Document page transcription items
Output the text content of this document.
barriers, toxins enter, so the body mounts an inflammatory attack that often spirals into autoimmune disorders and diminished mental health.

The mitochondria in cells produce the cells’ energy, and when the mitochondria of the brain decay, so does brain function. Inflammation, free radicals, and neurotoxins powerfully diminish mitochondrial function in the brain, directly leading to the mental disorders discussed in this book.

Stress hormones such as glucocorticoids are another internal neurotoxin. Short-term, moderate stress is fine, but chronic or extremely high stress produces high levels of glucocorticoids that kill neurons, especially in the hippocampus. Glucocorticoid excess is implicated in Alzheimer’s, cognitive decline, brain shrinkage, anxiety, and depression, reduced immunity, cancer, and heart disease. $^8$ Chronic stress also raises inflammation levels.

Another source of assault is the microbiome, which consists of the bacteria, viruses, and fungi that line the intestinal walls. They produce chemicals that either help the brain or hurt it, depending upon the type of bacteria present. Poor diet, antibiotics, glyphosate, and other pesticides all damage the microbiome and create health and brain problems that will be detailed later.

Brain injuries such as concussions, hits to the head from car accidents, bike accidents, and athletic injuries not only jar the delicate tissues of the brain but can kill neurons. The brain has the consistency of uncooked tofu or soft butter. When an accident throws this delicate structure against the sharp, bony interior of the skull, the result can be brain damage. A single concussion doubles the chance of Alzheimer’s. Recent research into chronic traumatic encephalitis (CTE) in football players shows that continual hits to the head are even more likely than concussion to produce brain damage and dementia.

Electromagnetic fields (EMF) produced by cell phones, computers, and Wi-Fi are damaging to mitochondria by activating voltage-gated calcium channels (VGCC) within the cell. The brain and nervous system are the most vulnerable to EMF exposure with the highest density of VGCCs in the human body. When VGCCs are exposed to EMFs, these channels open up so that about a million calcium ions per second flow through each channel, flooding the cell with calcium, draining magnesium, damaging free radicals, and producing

# WHAT IS BEING ASKED
Every entry needs to be copied again, word for word.

# SOLUTION TO THIS TASK
Output the text content of this document.
barriers, toxins enter, so the body mounts an inflammatory attack that often spirals into autoimmune disorders and diminished mental health.

The mitochondria in cells produce the cells’ energy, and when the mitochondria of the brain decay, so does brain function. Inflammation, free radicals, and neurotoxins powerfully diminish mitochondrial function in the brain, directly leading to the mental disorders discussed in this book.

Stress hormones such as glucocorticoids are another internal neurotoxin. Short-term, moderate stress is fine, but chronic or extremely high stress produces high levels of glucocorticoids that kill neurons, especially in the hippocampus. Glucocorticoid excess is implicated in Alzheimer’s, cognitive decline, brain shrinkage, anxiety, and depression, reduced immunity, cancer, and heart disease. $^8$ Chronic stress also raises inflammation levels.

Another source of assault is the microbiome, which consists of the bacteria, viruses, and fungi that line the intestinal walls. They produce chemicals that either help the brain or hurt it, depending upon the type of bacteria present. Poor diet, antibiotics, glyphosate, and other pesticides all damage the microbiome and create health and brain problems that will be detailed later.

Brain injuries such as concussions, hits to the head from car accidents, bike accidents, and athletic injuries not only jar the delicate tissues of the brain but can kill neurons. The brain has the consistency of uncooked tofu or soft butter. When an accident throws this delicate structure against the sharp, bony interior of the skull, the result can be brain damage. A single concussion doubles the chance of Alzheimer’s. Recent research into chronic traumatic encephalitis (CTE) in football players shows that continual hits to the head are even more likely than concussion to produce brain damage and dementia.

Electromagnetic fields (EMF) produced by cell phones, computers, and Wi-Fi are damaging to mitochondria by activating voltage-gated calcium channels (VGCC) within the cell. The brain and nervous system are the most vulnerable to EMF exposure with the highest density of VGCCs in the human body. When VGCCs are exposed to EMFs, these channels open up so that about a million calcium ions per second flow through each channel, flooding the cell with calcium, draining magnesium, damaging free radicals, and producing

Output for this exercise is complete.